Extracts from a graphics dataset:
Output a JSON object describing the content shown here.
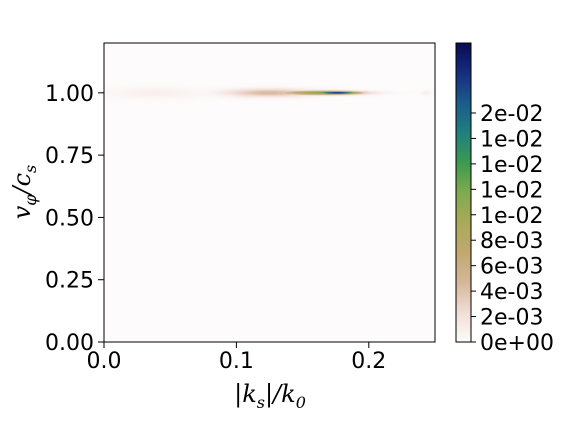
{
  "chart_data": {
    "type": "heatmap",
    "title": "",
    "xlabel": "|k_s|/k_0",
    "ylabel": "v_φ/c_s",
    "xlim": [
      0.0,
      0.25
    ],
    "ylim": [
      0.0,
      1.2
    ],
    "x_ticks": [
      {
        "value": 0.0,
        "label": "0.0"
      },
      {
        "value": 0.1,
        "label": "0.1"
      },
      {
        "value": 0.2,
        "label": "0.2"
      }
    ],
    "y_ticks": [
      {
        "value": 0.0,
        "label": "0.00"
      },
      {
        "value": 0.25,
        "label": "0.25"
      },
      {
        "value": 0.5,
        "label": "0.50"
      },
      {
        "value": 0.75,
        "label": "0.75"
      },
      {
        "value": 1.0,
        "label": "1.00"
      }
    ],
    "colorbar": {
      "colormap": "gist_earth_r",
      "range": [
        0.0,
        0.0235
      ],
      "ticks": [
        {
          "value": 0.0,
          "label": "0e+00"
        },
        {
          "value": 0.002,
          "label": "2e-03"
        },
        {
          "value": 0.004,
          "label": "4e-03"
        },
        {
          "value": 0.006,
          "label": "6e-03"
        },
        {
          "value": 0.008,
          "label": "8e-03"
        },
        {
          "value": 0.01,
          "label": "1e-02"
        },
        {
          "value": 0.012,
          "label": "1e-02"
        },
        {
          "value": 0.014,
          "label": "1e-02"
        },
        {
          "value": 0.016,
          "label": "1e-02"
        },
        {
          "value": 0.018,
          "label": "2e-02"
        }
      ],
      "stops": [
        "#fdfbfb",
        "#f1ddd6",
        "#d5b698",
        "#c1a870",
        "#aaaa56",
        "#7faa4f",
        "#3c9a4f",
        "#1f7f7e",
        "#1b5b8c",
        "#152d7d",
        "#0a0a52"
      ]
    },
    "features": [
      {
        "k_center": 0.04,
        "k_halfwidth": 0.05,
        "v_center": 1.0,
        "v_halfwidth": 0.03,
        "peak": 0.0009
      },
      {
        "k_center": 0.125,
        "k_halfwidth": 0.045,
        "v_center": 1.0,
        "v_halfwidth": 0.022,
        "peak": 0.0045
      },
      {
        "k_center": 0.165,
        "k_halfwidth": 0.04,
        "v_center": 1.0,
        "v_halfwidth": 0.011,
        "peak": 0.012
      },
      {
        "k_center": 0.176,
        "k_halfwidth": 0.022,
        "v_center": 1.0,
        "v_halfwidth": 0.007,
        "peak": 0.023
      },
      {
        "k_center": 0.243,
        "k_halfwidth": 0.006,
        "v_center": 1.0,
        "v_halfwidth": 0.012,
        "peak": 0.001
      }
    ]
  }
}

**TASK BRIEF:**
Identify the lines of the entries containing the string "peak". Copy each such line.

**WRITTEN REPLY:**
        "peak": 0.0009
        "peak": 0.0045
        "peak": 0.012
        "peak": 0.023
        "peak": 0.001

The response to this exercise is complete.